● WORK TO COMPLETE:
Count how many lines hold the string "completed", and give only that number.

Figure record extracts
┌────────
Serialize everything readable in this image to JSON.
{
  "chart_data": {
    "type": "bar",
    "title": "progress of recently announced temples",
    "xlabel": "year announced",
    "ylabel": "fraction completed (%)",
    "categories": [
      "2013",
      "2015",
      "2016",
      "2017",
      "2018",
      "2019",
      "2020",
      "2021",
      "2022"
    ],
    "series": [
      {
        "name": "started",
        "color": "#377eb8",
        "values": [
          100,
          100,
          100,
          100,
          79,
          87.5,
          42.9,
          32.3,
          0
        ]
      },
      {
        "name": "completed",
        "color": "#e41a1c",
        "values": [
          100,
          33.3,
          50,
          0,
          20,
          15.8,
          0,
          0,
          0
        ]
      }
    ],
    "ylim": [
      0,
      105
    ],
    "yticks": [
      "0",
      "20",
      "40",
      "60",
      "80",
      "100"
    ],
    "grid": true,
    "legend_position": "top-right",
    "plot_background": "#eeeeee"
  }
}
└────────
● OUTPUT:
2